(Data records)
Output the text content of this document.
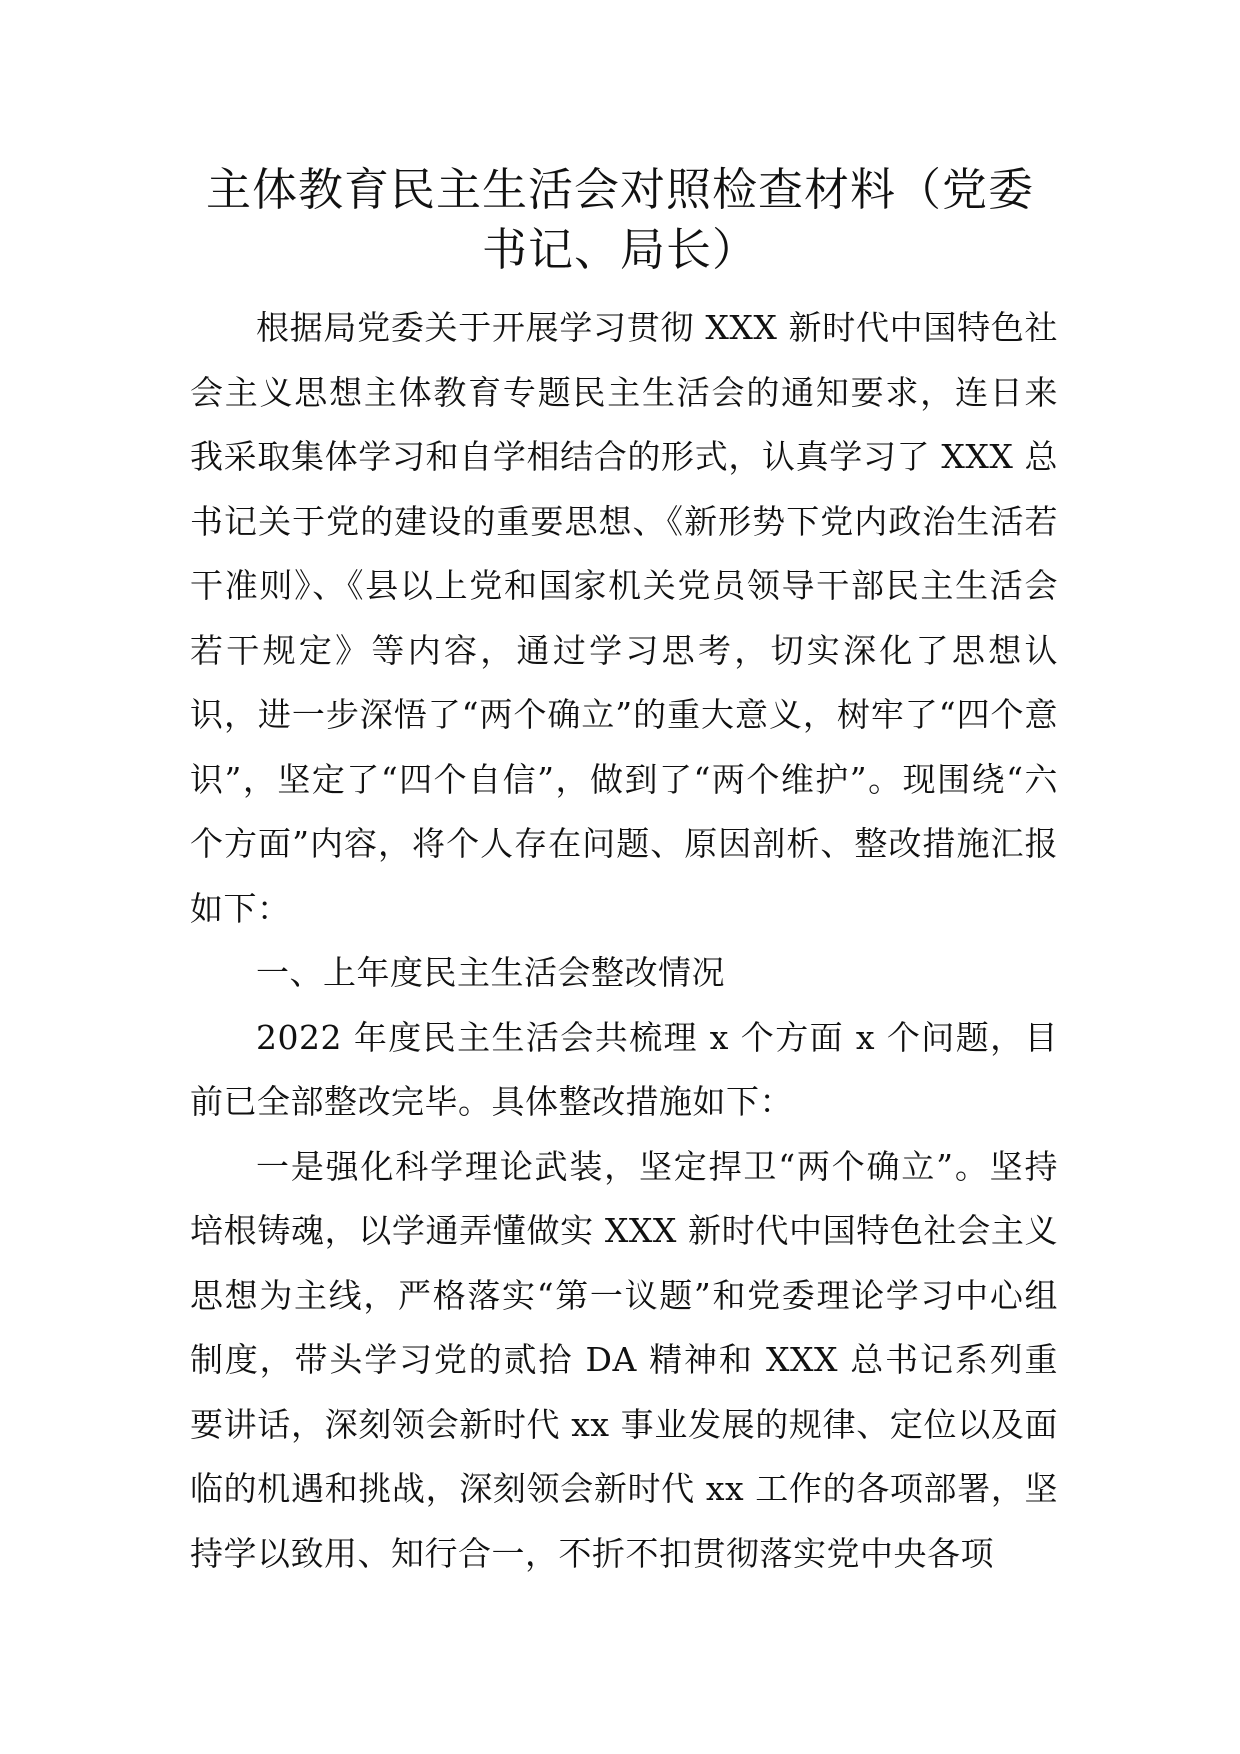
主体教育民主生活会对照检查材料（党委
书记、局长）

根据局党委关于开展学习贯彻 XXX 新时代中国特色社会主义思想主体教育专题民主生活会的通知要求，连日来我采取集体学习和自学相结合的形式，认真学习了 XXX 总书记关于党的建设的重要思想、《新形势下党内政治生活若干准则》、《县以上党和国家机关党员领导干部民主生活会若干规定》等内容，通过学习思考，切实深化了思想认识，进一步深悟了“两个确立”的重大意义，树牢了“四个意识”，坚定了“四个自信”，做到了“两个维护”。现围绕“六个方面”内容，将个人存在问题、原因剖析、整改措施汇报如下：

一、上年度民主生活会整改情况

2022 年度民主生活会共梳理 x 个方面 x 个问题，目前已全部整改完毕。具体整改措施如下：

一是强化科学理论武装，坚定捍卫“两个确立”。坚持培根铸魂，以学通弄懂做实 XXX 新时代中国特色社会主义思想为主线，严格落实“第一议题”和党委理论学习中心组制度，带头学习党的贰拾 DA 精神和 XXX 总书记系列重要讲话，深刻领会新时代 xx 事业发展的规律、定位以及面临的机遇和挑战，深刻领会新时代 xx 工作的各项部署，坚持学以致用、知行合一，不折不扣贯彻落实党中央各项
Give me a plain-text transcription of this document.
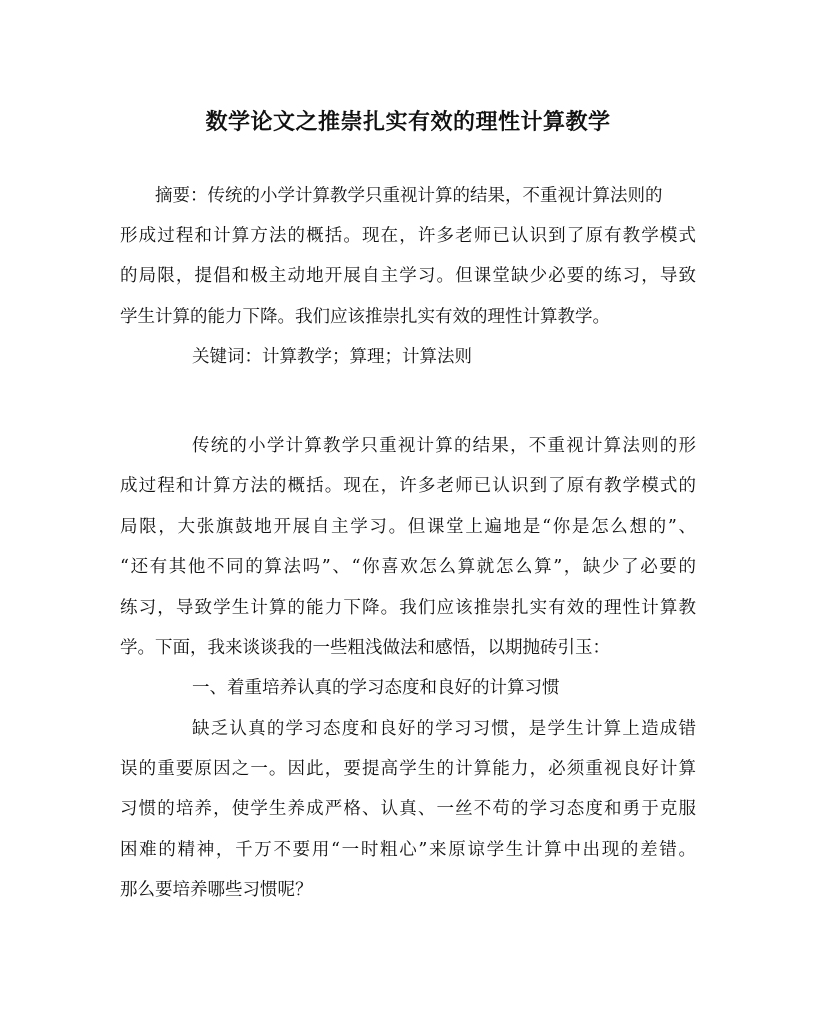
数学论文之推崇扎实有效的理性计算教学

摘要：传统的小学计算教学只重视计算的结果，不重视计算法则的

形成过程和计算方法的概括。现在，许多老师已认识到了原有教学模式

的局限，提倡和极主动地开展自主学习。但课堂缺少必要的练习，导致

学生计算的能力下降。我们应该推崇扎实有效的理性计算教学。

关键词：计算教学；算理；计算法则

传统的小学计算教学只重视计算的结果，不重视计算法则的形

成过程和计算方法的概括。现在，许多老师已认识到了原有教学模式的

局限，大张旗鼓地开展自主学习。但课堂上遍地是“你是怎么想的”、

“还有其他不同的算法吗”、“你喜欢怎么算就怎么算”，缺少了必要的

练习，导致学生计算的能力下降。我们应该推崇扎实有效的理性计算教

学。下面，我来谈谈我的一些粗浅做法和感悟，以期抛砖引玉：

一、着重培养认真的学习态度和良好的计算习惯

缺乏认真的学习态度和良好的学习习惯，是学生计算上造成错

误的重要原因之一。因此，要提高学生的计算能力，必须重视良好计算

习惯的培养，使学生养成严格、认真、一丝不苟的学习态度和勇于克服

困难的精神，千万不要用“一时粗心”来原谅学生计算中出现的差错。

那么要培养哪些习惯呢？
---
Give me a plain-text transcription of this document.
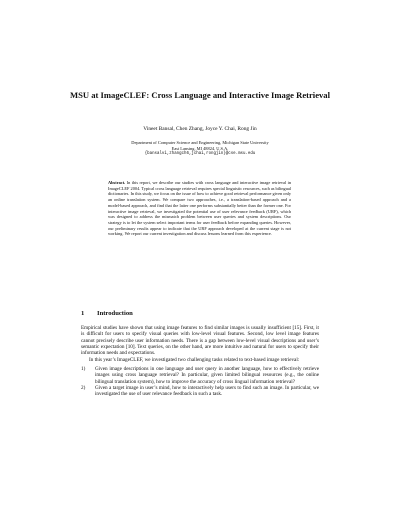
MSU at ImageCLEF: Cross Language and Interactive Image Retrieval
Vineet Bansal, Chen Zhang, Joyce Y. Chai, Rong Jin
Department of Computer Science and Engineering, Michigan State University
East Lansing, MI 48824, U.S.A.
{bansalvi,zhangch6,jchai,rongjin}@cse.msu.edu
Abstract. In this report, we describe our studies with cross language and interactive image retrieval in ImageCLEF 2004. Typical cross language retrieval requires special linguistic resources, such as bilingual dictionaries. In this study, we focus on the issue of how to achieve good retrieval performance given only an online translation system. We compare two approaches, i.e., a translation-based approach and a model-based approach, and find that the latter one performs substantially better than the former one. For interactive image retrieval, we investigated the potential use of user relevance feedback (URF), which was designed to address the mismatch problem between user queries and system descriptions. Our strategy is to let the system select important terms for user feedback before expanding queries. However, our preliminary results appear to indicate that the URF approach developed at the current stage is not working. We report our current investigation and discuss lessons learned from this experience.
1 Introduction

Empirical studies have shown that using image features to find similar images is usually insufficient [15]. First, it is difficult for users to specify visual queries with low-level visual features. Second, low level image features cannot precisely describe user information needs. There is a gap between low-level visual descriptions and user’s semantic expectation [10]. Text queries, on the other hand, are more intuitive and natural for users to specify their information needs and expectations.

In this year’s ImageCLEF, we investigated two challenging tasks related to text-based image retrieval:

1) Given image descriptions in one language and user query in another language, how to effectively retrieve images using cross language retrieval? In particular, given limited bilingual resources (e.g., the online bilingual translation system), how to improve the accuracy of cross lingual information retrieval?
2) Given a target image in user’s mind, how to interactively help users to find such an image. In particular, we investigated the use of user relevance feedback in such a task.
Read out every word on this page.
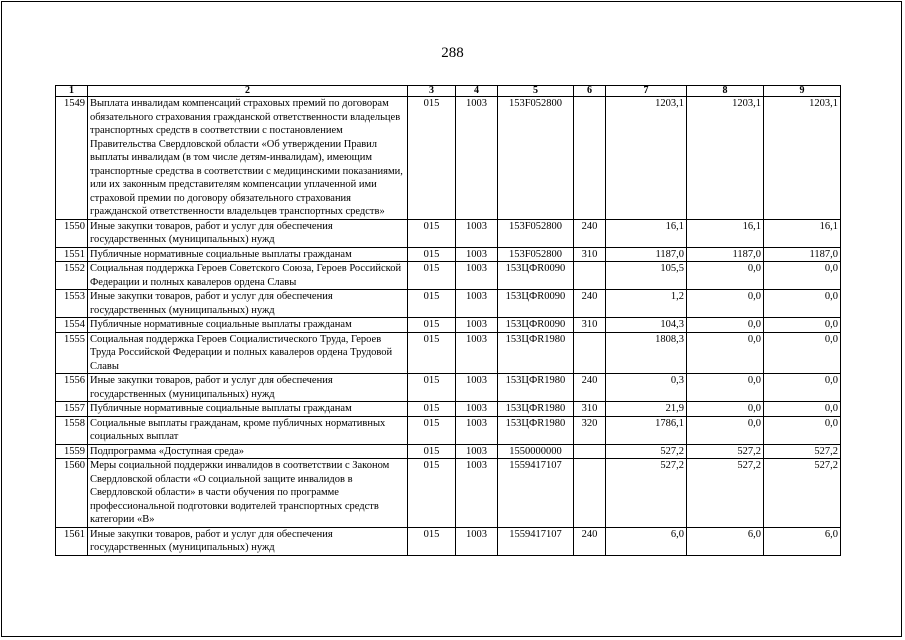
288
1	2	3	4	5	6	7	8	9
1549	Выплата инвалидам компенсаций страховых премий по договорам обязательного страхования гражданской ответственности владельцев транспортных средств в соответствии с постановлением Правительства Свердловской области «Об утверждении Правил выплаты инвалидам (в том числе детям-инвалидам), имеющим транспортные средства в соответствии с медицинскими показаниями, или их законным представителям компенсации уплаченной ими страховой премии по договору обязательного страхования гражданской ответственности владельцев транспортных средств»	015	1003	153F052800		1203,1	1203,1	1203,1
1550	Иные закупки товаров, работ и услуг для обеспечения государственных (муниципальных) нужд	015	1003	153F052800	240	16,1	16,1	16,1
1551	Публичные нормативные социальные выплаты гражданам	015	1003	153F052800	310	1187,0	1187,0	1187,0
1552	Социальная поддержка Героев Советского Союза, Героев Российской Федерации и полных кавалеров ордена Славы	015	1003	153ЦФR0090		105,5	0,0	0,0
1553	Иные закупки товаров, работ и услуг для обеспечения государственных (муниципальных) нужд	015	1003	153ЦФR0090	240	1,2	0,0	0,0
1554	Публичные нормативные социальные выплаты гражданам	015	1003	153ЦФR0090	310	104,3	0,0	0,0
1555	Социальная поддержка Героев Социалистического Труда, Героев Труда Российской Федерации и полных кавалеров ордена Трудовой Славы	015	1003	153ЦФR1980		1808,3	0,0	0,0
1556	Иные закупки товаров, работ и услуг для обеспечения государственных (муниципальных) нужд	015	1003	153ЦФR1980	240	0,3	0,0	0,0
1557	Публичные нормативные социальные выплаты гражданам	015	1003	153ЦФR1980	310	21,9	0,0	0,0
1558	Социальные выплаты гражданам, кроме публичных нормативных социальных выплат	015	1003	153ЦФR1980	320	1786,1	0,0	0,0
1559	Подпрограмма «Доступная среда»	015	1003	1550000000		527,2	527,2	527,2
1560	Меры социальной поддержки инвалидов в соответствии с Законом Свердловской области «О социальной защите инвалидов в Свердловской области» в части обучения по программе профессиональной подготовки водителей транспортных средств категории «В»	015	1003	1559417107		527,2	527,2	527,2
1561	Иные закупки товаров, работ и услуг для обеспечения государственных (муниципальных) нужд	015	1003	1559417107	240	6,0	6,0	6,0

→ **SHORT EXERCISE**
Gather and copy every line of the data in which the string "Российской" is found.

→ **RESULT OF THE EXERCISE**
1552	Социальная поддержка Героев Советского Союза, Героев Российской Федерации и полных кавалеров ордена Славы	015	1003	153ЦФR0090		105,5	0,0	0,0
1555	Социальная поддержка Героев Социалистического Труда, Героев Труда Российской Федерации и полных кавалеров ордена Трудовой Славы	015	1003	153ЦФR1980		1808,3	0,0	0,0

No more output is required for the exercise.